__Instructions for the task__
In the passage about David Bache, what was the first task he was given when he moved to Rover?
BEGIN Reading passage
Bache was born in Mannheim, Germany, the son of Aston Villa and England footballer Joe Bache who was coaching in Mannheim following his retirement. Towards the end of World War II David joined the Austin Motor Company as an engineering apprentice. When he had finished his apprenticeship he moved to Austin's design office.
In 1954 Bache moved to Rover in Solihull, becoming Rover's first ever stylist, 'stylist' was used at the time to differentiate the role from that of design engineer. His first task was to update the Rover 60, 75 and 90 models. He raised the boot height and enlarged the rear window. A year later he modified the frontal treatment strengthening the detail and the new David Bache styled cars lasted ten more years with a very minor alteration to the grille inset.
He was also responsible for giving the Land Rover Series II a more domesticated appearance than its more agricultural predecessor. The revised shape, completed in just six weeks lives on today, little changed, in Land Rover's Defender.
The shape of cars was changing dramatically during the 1950s as soft rounded curves gave way to straight lines and sharp corners. Improvements in construction enabled engineers to dispense with a separate chassis, allowing passengers to sit lower in the vehicle. The development of curved glass also gave stylists new opportunities. A visit to the 1955 Paris Auto Show would have a profound effect on Bache's style vocabulary. He was very taken with the revolutionary new Citroen DS, as well as the imposing Facel Vega. Other influences were the Italian coach-builder Ghia's designs for Chrysler, and work of Pininfarina, who had been commissioned to produce a coupé and convertible on the Rover P4 chassis prior to Bache's arrival.
END Reading passage
BEGIN Supplied records
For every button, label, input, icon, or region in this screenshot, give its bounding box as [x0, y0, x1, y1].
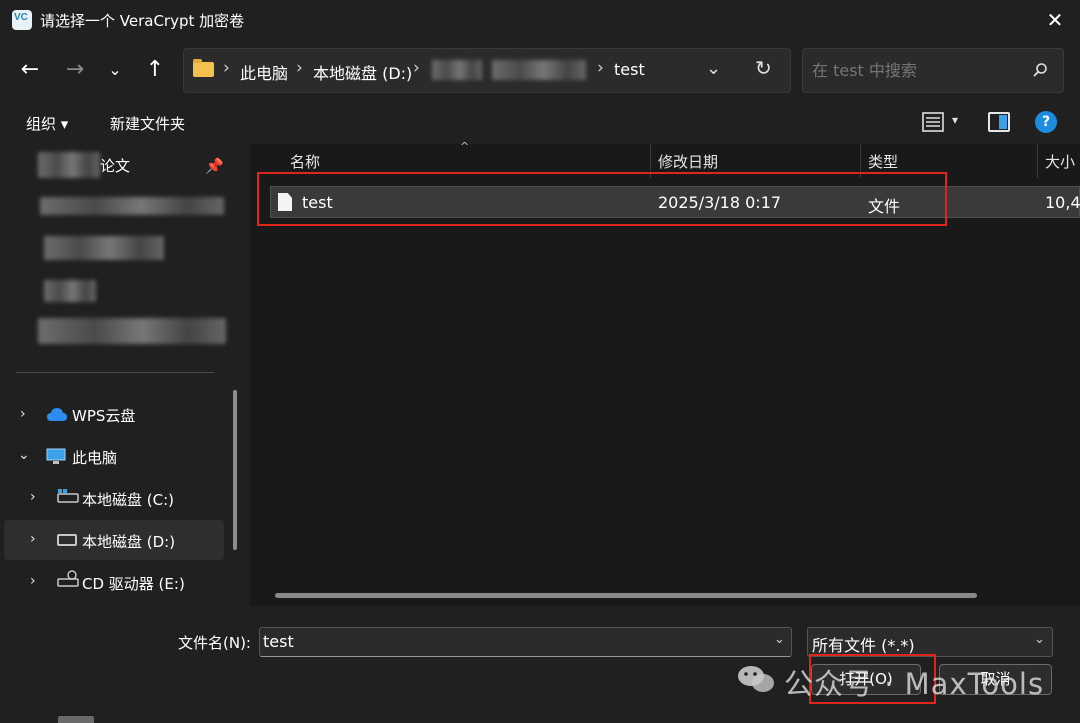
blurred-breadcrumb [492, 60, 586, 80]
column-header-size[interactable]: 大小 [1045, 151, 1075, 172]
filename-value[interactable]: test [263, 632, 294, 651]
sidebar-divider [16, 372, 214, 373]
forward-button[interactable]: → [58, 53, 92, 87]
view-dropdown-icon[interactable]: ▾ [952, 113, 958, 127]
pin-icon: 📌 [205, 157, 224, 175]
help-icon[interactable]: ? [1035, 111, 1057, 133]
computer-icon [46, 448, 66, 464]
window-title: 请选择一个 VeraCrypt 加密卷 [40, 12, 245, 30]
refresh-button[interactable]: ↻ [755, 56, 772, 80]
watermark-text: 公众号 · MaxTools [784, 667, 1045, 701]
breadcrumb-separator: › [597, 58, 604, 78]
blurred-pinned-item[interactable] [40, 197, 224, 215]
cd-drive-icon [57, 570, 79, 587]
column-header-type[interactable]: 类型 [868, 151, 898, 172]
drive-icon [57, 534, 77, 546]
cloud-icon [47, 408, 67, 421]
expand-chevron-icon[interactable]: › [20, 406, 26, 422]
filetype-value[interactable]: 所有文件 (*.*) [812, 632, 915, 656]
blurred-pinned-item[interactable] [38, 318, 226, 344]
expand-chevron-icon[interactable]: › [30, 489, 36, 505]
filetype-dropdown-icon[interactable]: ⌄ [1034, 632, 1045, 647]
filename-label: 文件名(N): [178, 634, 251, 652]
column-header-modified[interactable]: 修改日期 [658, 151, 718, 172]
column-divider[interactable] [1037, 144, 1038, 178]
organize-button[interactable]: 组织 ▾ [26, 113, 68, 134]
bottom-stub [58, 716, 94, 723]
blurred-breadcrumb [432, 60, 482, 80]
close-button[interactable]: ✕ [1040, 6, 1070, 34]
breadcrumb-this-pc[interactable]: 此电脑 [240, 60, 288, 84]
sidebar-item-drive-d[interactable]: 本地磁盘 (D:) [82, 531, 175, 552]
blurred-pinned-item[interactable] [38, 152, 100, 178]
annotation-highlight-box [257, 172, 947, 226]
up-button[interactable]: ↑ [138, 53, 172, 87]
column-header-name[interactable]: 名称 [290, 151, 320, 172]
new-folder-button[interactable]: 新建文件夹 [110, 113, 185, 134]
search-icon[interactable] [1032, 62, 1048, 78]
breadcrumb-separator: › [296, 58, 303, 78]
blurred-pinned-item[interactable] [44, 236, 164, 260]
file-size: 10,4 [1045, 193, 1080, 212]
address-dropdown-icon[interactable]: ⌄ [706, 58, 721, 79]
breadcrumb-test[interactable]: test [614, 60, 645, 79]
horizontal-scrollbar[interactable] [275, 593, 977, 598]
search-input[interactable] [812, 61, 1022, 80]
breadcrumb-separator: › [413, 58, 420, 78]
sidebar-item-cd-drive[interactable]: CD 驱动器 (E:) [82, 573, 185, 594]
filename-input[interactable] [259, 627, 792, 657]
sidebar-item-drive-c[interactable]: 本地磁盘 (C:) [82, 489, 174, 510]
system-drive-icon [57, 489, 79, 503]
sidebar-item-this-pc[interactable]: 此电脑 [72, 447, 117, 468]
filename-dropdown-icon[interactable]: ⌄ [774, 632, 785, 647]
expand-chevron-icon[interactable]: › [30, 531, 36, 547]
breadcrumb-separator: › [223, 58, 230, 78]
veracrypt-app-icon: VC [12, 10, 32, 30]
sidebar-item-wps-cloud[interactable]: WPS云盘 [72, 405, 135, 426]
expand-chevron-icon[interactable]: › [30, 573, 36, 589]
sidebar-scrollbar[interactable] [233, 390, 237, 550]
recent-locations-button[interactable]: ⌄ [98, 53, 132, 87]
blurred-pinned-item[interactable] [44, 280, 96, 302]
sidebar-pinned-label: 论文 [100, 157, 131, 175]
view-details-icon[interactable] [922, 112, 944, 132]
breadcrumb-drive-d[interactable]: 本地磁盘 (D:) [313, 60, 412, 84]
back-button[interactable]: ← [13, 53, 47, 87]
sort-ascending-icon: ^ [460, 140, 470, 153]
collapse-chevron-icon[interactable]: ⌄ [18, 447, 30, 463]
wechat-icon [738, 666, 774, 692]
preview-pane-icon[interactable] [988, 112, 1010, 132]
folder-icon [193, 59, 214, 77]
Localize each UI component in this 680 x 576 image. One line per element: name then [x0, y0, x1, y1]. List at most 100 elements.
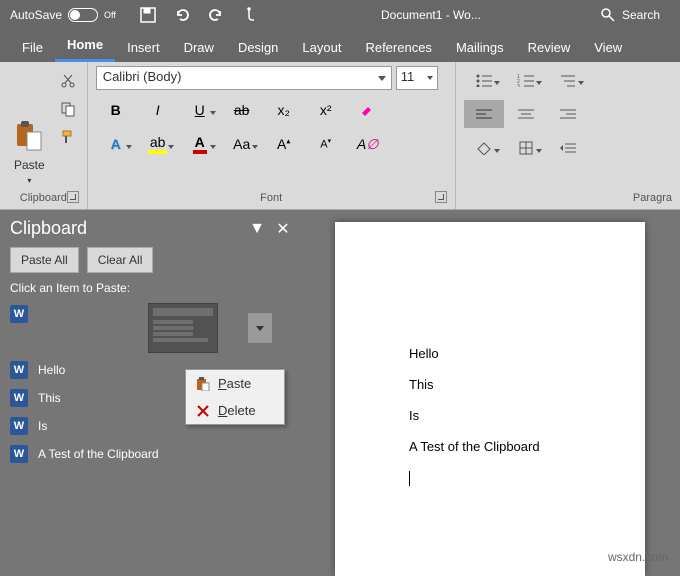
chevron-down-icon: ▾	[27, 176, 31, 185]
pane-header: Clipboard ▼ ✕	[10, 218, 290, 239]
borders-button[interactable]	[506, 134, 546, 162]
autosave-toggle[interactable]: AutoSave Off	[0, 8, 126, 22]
END Supplied records
__Answer to this problem__
To update the Rover 60, 75 and 90 models.